[Saved data entries]
▶
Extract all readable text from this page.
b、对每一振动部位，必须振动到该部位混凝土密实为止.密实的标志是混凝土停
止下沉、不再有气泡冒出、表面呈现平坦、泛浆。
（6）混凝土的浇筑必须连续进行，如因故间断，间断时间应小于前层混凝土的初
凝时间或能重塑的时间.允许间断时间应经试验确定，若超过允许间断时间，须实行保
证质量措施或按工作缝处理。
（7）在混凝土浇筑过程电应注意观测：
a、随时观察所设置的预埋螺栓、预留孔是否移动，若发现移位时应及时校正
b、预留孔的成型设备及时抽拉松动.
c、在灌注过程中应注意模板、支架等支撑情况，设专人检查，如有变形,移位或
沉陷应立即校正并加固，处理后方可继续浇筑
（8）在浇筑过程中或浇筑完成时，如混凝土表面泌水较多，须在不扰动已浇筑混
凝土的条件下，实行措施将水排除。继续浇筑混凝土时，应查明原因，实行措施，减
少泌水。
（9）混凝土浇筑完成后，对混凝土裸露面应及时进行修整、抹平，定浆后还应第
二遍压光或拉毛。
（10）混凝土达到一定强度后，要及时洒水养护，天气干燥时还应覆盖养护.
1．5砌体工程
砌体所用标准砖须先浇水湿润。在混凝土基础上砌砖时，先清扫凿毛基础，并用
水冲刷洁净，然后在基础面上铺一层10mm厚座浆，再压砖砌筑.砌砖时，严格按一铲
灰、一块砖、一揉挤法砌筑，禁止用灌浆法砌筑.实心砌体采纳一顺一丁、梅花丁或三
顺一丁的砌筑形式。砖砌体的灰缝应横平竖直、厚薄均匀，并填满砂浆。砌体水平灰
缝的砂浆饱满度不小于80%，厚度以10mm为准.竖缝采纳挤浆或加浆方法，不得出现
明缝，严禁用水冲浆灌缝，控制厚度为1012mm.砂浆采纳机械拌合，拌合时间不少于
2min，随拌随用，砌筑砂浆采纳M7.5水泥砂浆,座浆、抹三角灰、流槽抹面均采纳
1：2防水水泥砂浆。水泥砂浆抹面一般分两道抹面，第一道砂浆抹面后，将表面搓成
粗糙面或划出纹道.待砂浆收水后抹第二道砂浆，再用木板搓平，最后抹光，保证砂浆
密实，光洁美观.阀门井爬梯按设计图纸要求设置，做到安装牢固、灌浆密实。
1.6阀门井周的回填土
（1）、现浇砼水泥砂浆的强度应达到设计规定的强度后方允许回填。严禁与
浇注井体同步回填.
◀
▶
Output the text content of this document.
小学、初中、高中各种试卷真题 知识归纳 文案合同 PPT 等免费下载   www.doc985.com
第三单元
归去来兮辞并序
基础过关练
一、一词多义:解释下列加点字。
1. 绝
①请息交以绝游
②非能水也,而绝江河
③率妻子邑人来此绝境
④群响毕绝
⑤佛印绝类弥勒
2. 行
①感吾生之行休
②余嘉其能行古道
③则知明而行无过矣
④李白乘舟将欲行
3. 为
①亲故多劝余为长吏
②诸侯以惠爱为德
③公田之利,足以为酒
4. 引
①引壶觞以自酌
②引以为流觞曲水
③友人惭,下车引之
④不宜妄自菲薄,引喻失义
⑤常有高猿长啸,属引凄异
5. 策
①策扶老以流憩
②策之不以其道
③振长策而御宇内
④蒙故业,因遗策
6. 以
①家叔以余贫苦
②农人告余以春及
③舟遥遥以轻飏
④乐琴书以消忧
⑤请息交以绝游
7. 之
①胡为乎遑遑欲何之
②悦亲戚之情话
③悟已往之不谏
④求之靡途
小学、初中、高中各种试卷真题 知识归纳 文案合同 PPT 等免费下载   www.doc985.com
◀
■ SET PROBLEM
Go through the entries and return each line where the word "this" appears.

■ ANSWER TO THE TASK
Extract all readable text from this page.
Output the text content of this document.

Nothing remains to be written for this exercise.